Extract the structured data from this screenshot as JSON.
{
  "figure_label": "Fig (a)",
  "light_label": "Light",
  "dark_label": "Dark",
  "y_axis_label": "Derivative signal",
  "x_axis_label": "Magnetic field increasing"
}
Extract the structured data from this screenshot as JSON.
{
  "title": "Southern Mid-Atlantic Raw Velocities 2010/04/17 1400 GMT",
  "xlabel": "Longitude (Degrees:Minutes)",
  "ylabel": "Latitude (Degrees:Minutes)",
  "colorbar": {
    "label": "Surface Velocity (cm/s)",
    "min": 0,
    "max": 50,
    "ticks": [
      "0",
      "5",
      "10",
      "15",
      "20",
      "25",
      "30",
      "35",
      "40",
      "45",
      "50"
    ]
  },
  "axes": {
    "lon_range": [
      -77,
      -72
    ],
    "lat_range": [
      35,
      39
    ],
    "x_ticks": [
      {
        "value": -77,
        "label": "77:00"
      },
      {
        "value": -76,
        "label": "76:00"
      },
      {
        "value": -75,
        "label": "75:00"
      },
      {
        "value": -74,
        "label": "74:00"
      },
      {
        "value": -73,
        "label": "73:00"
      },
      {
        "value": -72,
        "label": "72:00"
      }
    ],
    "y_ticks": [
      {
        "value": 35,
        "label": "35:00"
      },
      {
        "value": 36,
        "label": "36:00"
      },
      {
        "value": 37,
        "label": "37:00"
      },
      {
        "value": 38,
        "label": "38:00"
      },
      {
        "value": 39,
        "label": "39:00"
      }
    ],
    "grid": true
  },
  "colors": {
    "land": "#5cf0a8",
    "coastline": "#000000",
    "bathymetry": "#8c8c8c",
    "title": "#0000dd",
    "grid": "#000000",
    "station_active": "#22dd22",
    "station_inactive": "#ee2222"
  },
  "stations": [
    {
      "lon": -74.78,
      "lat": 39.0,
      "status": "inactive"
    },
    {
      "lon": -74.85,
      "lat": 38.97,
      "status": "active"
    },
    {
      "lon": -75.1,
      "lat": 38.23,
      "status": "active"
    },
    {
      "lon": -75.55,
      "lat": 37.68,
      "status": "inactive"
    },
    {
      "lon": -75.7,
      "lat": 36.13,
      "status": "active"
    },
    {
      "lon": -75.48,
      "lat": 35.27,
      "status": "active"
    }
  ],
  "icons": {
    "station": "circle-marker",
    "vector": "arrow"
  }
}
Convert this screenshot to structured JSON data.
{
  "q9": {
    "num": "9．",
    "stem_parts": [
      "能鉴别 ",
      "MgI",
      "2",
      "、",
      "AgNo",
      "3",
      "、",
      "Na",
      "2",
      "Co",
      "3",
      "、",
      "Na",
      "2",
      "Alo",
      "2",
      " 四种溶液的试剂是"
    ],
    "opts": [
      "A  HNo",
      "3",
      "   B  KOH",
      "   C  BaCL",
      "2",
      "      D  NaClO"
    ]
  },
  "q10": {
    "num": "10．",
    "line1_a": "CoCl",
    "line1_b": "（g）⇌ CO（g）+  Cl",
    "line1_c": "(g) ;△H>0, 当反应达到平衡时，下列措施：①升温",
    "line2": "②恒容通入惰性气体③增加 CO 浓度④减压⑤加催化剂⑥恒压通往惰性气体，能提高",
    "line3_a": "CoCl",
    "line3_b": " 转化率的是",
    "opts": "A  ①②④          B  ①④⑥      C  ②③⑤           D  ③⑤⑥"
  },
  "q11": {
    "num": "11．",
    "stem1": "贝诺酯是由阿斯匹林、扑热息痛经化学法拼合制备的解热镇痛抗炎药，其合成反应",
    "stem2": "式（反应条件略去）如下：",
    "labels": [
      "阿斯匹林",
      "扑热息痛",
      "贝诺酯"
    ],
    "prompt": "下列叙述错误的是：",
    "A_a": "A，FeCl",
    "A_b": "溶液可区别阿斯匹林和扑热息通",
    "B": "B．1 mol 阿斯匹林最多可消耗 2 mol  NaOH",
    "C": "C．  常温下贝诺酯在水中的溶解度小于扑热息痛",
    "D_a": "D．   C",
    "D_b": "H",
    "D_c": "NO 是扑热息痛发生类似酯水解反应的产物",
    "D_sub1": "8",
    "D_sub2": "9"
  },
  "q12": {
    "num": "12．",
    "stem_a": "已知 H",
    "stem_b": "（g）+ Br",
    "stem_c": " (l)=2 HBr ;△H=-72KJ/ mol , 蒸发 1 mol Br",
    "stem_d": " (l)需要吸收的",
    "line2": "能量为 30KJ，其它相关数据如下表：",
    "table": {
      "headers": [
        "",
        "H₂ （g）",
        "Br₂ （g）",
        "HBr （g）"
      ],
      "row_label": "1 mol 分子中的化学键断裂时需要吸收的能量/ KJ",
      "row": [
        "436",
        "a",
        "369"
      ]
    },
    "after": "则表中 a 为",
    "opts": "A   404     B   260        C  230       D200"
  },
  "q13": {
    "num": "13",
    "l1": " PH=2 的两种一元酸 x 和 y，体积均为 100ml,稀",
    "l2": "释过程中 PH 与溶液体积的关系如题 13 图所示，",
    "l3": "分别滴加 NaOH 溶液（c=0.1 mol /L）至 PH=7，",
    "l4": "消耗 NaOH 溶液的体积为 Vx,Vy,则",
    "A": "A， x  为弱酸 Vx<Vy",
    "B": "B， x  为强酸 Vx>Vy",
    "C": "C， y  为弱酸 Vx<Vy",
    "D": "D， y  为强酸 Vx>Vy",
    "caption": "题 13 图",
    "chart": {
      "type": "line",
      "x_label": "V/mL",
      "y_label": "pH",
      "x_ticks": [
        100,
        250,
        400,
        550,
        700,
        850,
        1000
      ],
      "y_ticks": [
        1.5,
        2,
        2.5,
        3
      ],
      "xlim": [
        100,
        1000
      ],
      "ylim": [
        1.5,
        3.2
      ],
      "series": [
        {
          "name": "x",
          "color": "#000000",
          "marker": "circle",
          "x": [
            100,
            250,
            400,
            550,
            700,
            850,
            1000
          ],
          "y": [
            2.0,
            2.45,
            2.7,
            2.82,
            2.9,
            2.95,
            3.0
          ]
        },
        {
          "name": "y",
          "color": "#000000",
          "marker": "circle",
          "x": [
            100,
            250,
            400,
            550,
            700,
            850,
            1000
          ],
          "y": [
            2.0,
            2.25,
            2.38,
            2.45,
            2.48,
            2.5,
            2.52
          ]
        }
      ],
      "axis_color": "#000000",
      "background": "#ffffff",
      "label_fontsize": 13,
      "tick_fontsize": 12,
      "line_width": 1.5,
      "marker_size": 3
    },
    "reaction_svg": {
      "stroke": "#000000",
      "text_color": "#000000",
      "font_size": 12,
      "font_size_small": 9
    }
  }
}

Goal of the exercise: Repeat the entries shown above, every one, word for word.

Task response:
Extract the structured data from this screenshot as JSON.
{
  "figure_label": "Fig (a)",
  "light_label": "Light",
  "dark_label": "Dark",
  "y_axis_label": "Derivative signal",
  "x_axis_label": "Magnetic field increasing"
}
Extract the structured data from this screenshot as JSON.
{
  "title": "Southern Mid-Atlantic Raw Velocities 2010/04/17 1400 GMT",
  "xlabel": "Longitude (Degrees:Minutes)",
  "ylabel": "Latitude (Degrees:Minutes)",
  "colorbar": {
    "label": "Surface Velocity (cm/s)",
    "min": 0,
    "max": 50,
    "ticks": [
      "0",
      "5",
      "10",
      "15",
      "20",
      "25",
      "30",
      "35",
      "40",
      "45",
      "50"
    ]
  },
  "axes": {
    "lon_range": [
      -77,
      -72
    ],
    "lat_range": [
      35,
      39
    ],
    "x_ticks": [
      {
        "value": -77,
        "label": "77:00"
      },
      {
        "value": -76,
        "label": "76:00"
      },
      {
        "value": -75,
        "label": "75:00"
      },
      {
        "value": -74,
        "label": "74:00"
      },
      {
        "value": -73,
        "label": "73:00"
      },
      {
        "value": -72,
        "label": "72:00"
      }
    ],
    "y_ticks": [
      {
        "value": 35,
        "label": "35:00"
      },
      {
        "value": 36,
        "label": "36:00"
      },
      {
        "value": 37,
        "label": "37:00"
      },
      {
        "value": 38,
        "label": "38:00"
      },
      {
        "value": 39,
        "label": "39:00"
      }
    ],
    "grid": true
  },
  "colors": {
    "land": "#5cf0a8",
    "coastline": "#000000",
    "bathymetry": "#8c8c8c",
    "title": "#0000dd",
    "grid": "#000000",
    "station_active": "#22dd22",
    "station_inactive": "#ee2222"
  },
  "stations": [
    {
      "lon": -74.78,
      "lat": 39.0,
      "status": "inactive"
    },
    {
      "lon": -74.85,
      "lat": 38.97,
      "status": "active"
    },
    {
      "lon": -75.1,
      "lat": 38.23,
      "status": "active"
    },
    {
      "lon": -75.55,
      "lat": 37.68,
      "status": "inactive"
    },
    {
      "lon": -75.7,
      "lat": 36.13,
      "status": "active"
    },
    {
      "lon": -75.48,
      "lat": 35.27,
      "status": "active"
    }
  ],
  "icons": {
    "station": "circle-marker",
    "vector": "arrow"
  }
}
Convert this screenshot to structured JSON data.
{
  "q9": {
    "num": "9．",
    "stem_parts": [
      "能鉴别 ",
      "MgI",
      "2",
      "、",
      "AgNo",
      "3",
      "、",
      "Na",
      "2",
      "Co",
      "3",
      "、",
      "Na",
      "2",
      "Alo",
      "2",
      " 四种溶液的试剂是"
    ],
    "opts": [
      "A  HNo",
      "3",
      "   B  KOH",
      "   C  BaCL",
      "2",
      "      D  NaClO"
    ]
  },
  "q10": {
    "num": "10．",
    "line1_a": "CoCl",
    "line1_b": "（g）⇌ CO（g）+  Cl",
    "line1_c": "(g) ;△H>0, 当反应达到平衡时，下列措施：①升温",
    "line2": "②恒容通入惰性气体③增加 CO 浓度④减压⑤加催化剂⑥恒压通往惰性气体，能提高",
    "line3_a": "CoCl",
    "line3_b": " 转化率的是",
    "opts": "A  ①②④          B  ①④⑥      C  ②③⑤           D  ③⑤⑥"
  },
  "q11": {
    "num": "11．",
    "stem1": "贝诺酯是由阿斯匹林、扑热息痛经化学法拼合制备的解热镇痛抗炎药，其合成反应",
    "stem2": "式（反应条件略去）如下：",
    "labels": [
      "阿斯匹林",
      "扑热息痛",
      "贝诺酯"
    ],
    "prompt": "下列叙述错误的是：",
    "A_a": "A，FeCl",
    "A_b": "溶液可区别阿斯匹林和扑热息通",
    "B": "B．1 mol 阿斯匹林最多可消耗 2 mol  NaOH",
    "C": "C．  常温下贝诺酯在水中的溶解度小于扑热息痛",
    "D_a": "D．   C",
    "D_b": "H",
    "D_c": "NO 是扑热息痛发生类似酯水解反应的产物",
    "D_sub1": "8",
    "D_sub2": "9"
  },
  "q12": {
    "num": "12．",
    "stem_a": "已知 H",
    "stem_b": "（g）+ Br",
    "stem_c": " (l)=2 HBr ;△H=-72KJ/ mol , 蒸发 1 mol Br",
    "stem_d": " (l)需要吸收的",
    "line2": "能量为 30KJ，其它相关数据如下表：",
    "table": {
      "headers": [
        "",
        "H₂ （g）",
        "Br₂ （g）",
        "HBr （g）"
      ],
      "row_label": "1 mol 分子中的化学键断裂时需要吸收的能量/ KJ",
      "row": [
        "436",
        "a",
        "369"
      ]
    },
    "after": "则表中 a 为",
    "opts": "A   404     B   260        C  230       D200"
  },
  "q13": {
    "num": "13",
    "l1": " PH=2 的两种一元酸 x 和 y，体积均为 100ml,稀",
    "l2": "释过程中 PH 与溶液体积的关系如题 13 图所示，",
    "l3": "分别滴加 NaOH 溶液（c=0.1 mol /L）至 PH=7，",
    "l4": "消耗 NaOH 溶液的体积为 Vx,Vy,则",
    "A": "A， x  为弱酸 Vx<Vy",
    "B": "B， x  为强酸 Vx>Vy",
    "C": "C， y  为弱酸 Vx<Vy",
    "D": "D， y  为强酸 Vx>Vy",
    "caption": "题 13 图",
    "chart": {
      "type": "line",
      "x_label": "V/mL",
      "y_label": "pH",
      "x_ticks": [
        100,
        250,
        400,
        550,
        700,
        850,
        1000
      ],
      "y_ticks": [
        1.5,
        2,
        2.5,
        3
      ],
      "xlim": [
        100,
        1000
      ],
      "ylim": [
        1.5,
        3.2
      ],
      "series": [
        {
          "name": "x",
          "color": "#000000",
          "marker": "circle",
          "x": [
            100,
            250,
            400,
            550,
            700,
            850,
            1000
          ],
          "y": [
            2.0,
            2.45,
            2.7,
            2.82,
            2.9,
            2.95,
            3.0
          ]
        },
        {
          "name": "y",
          "color": "#000000",
          "marker": "circle",
          "x": [
            100,
            250,
            400,
            550,
            700,
            850,
            1000
          ],
          "y": [
            2.0,
            2.25,
            2.38,
            2.45,
            2.48,
            2.5,
            2.52
          ]
        }
      ],
      "axis_color": "#000000",
      "background": "#ffffff",
      "label_fontsize": 13,
      "tick_fontsize": 12,
      "line_width": 1.5,
      "marker_size": 3
    },
    "reaction_svg": {
      "stroke": "#000000",
      "text_color": "#000000",
      "font_size": 12,
      "font_size_small": 9
    }
  }
}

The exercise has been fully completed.